_EXERCISE_
Identify and reproduce every line holding the string "целях".

[START OF INPUT MATERIAL]

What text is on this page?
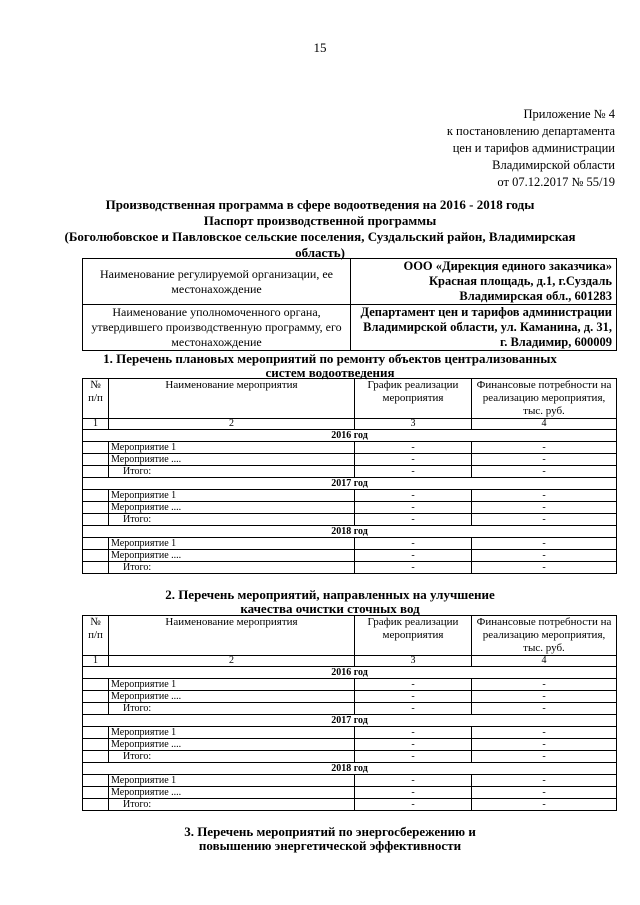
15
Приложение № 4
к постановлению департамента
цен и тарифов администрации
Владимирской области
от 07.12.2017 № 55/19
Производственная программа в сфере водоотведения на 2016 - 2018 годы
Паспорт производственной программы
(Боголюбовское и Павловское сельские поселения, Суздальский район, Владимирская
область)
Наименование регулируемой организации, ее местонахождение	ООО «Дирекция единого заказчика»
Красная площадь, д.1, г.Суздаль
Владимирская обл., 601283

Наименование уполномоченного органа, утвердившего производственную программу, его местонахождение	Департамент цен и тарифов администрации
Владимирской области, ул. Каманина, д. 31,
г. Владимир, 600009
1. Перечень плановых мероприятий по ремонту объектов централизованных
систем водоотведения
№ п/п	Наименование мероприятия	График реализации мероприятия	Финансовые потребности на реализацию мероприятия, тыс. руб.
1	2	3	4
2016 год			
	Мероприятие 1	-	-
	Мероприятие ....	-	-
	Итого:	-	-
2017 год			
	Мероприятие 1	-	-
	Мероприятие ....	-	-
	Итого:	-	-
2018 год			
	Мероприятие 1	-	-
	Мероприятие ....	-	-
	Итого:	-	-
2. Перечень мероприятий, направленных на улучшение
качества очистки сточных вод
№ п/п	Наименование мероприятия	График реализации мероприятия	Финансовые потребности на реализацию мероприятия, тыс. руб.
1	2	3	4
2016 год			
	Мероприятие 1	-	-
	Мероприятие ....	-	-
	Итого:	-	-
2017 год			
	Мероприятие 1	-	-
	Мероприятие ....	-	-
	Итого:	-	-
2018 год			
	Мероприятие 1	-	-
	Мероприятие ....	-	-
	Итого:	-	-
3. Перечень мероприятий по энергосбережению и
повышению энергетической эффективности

[END OF INPUT MATERIAL]
[START OF INPUT MATERIAL]

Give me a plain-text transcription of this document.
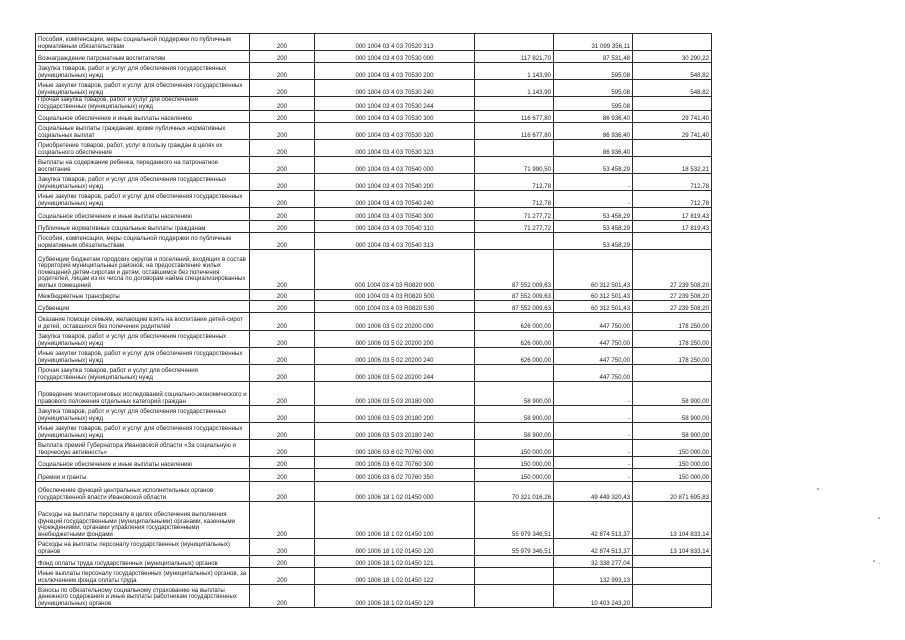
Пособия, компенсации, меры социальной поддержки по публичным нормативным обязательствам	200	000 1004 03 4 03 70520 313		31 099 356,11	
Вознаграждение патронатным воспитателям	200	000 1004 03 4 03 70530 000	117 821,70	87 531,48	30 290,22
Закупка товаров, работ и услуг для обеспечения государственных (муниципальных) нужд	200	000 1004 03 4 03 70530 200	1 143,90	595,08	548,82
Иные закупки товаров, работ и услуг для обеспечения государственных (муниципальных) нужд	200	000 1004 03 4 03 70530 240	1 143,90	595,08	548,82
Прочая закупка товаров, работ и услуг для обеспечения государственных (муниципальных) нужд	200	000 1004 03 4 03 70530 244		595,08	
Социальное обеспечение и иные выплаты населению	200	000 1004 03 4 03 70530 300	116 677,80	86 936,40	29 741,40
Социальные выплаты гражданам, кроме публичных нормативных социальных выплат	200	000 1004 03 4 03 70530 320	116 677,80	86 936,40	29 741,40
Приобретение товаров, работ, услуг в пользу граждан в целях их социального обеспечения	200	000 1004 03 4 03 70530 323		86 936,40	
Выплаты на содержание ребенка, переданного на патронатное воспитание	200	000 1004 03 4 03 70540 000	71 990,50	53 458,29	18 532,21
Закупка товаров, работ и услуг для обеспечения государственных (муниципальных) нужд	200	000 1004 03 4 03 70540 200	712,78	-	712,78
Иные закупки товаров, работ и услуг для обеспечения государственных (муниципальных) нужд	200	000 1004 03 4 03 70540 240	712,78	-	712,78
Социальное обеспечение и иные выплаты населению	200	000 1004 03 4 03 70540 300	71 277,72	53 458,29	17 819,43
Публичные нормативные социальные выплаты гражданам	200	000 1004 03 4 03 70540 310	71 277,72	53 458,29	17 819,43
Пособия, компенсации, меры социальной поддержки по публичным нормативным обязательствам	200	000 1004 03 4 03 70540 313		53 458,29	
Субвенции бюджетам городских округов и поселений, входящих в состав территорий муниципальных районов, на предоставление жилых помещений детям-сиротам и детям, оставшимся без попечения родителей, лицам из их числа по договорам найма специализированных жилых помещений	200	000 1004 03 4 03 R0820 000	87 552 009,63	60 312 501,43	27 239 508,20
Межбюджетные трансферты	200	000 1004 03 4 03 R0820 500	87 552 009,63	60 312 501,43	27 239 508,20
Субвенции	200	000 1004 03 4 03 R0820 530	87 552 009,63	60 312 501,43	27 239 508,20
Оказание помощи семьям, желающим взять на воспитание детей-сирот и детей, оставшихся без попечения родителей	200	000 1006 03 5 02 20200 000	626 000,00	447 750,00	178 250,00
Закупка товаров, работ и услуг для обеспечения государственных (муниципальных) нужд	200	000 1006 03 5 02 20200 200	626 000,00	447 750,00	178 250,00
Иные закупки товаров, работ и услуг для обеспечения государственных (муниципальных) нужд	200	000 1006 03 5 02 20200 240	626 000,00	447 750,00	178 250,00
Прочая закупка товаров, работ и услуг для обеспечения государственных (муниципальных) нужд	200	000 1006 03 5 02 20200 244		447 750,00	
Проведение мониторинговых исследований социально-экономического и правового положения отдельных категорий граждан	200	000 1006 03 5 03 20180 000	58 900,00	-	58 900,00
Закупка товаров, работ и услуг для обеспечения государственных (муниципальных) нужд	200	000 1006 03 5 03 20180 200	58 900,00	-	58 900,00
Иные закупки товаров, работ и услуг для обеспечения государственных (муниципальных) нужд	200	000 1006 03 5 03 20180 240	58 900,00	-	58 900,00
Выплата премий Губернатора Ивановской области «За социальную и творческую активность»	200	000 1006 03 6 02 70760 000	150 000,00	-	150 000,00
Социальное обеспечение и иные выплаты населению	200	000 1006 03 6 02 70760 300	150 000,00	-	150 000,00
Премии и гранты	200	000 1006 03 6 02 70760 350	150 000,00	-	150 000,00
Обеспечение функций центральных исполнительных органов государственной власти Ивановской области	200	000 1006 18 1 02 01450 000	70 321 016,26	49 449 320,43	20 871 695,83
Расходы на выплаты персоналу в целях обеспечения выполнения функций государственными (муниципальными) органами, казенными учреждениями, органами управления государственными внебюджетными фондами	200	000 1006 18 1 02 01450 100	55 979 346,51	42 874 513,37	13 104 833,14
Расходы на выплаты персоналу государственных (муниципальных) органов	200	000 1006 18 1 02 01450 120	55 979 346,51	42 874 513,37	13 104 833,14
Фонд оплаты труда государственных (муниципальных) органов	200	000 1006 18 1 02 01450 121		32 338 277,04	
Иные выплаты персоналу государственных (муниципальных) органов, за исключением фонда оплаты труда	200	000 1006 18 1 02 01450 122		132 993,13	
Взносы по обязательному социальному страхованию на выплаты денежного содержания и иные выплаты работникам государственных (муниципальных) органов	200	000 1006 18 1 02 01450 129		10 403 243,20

[END OF INPUT MATERIAL]

_FINAL RESULT_
Приобретение товаров, работ, услуг в пользу граждан в целях их социального обеспечения	200	000 1004 03 4 03 70530 323		86 936,40	
Расходы на выплаты персоналу в целях обеспечения выполнения функций государственными (муниципальными) органами, казенными учреждениями, органами управления государственными внебюджетными фондами	200	000 1006 18 1 02 01450 100	55 979 346,51	42 874 513,37	13 104 833,14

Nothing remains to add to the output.